» Tâches à réaliser:
(1) Répondez à ces questions d'après l'hommage à Larry Coryell :
(a) Quelle année de naissance est indiquée sous son nom ?
(b) À quelle date est-il décédé ?
(c) Quel guitariste est cité avec lui parmi les personnalités ayant initié la fusion ?
(2) Recopiez le passage de l'hommage à Larry Coryell compris entre « Avec Larry Coryell, décédé » et « années 60 et 70. », bornes incluses.
╭─ Texte retenu
LARRY CORYELL

Larry Coryell (1944-2017)

 Larry Coryell 2

Hommage

Avec Larry Coryell, décédé dans son sommeil le 19 février à l’âge de 73 ans, disparaît un des « pères » de la « fusion ». Passeur de première grandeur entre le jazz et le rock (ou plutôt, dans son cas, entre le rock et le jazz ?), Larry est en effet, avec John McLaughlin, une des deux ou trois personnalités essentielles dans l’univers de la guitare à avoir initié ce mouvement, au tournant des années 60 et 70.
╰─
╭─ Données brutes
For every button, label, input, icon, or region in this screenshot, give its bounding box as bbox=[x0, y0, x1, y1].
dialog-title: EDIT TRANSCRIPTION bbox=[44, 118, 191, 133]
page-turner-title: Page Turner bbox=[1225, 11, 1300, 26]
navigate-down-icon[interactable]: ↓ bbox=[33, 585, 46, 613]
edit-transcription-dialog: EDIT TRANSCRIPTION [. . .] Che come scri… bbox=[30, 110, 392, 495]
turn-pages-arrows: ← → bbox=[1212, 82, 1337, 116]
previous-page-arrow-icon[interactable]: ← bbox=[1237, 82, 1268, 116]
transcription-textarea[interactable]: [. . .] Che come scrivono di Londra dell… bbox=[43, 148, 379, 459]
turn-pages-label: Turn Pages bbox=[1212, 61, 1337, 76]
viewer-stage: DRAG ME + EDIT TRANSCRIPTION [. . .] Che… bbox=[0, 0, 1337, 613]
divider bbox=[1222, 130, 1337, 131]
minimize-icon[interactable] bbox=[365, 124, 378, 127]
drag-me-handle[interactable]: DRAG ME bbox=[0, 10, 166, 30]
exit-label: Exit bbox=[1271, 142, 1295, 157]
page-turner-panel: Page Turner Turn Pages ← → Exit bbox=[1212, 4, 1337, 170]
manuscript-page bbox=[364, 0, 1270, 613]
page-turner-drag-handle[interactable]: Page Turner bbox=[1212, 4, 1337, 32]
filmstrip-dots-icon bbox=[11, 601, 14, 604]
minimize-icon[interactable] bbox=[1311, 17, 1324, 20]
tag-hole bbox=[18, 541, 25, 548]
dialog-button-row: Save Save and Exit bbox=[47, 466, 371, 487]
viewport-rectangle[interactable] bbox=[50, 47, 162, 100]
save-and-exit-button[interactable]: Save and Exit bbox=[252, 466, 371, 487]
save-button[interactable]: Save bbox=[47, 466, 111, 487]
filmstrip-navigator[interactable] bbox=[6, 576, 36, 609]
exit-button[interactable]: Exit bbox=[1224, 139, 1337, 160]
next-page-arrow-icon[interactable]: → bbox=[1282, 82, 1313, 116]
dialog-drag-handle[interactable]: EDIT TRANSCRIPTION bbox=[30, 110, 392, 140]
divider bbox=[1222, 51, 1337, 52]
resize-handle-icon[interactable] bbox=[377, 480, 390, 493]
╰─
» Réponses dans l'ordre:
(1)
(a) 1944
(b) Le 19 février
(c) John McLaughlin

(2)
Avec Larry Coryell, décédé dans son sommeil le 19 février à l’âge de 73 ans, disparaît un des « pères » de la « fusion ». Passeur de première grandeur entre le jazz et le rock (ou plutôt, dans son cas, entre le rock et le jazz ?), Larry est en effet, avec John McLaughlin, une des deux ou trois personnalités essentielles dans l’univers de la guitare à avoir initié ce mouvement, au tournant des années 60 et 70.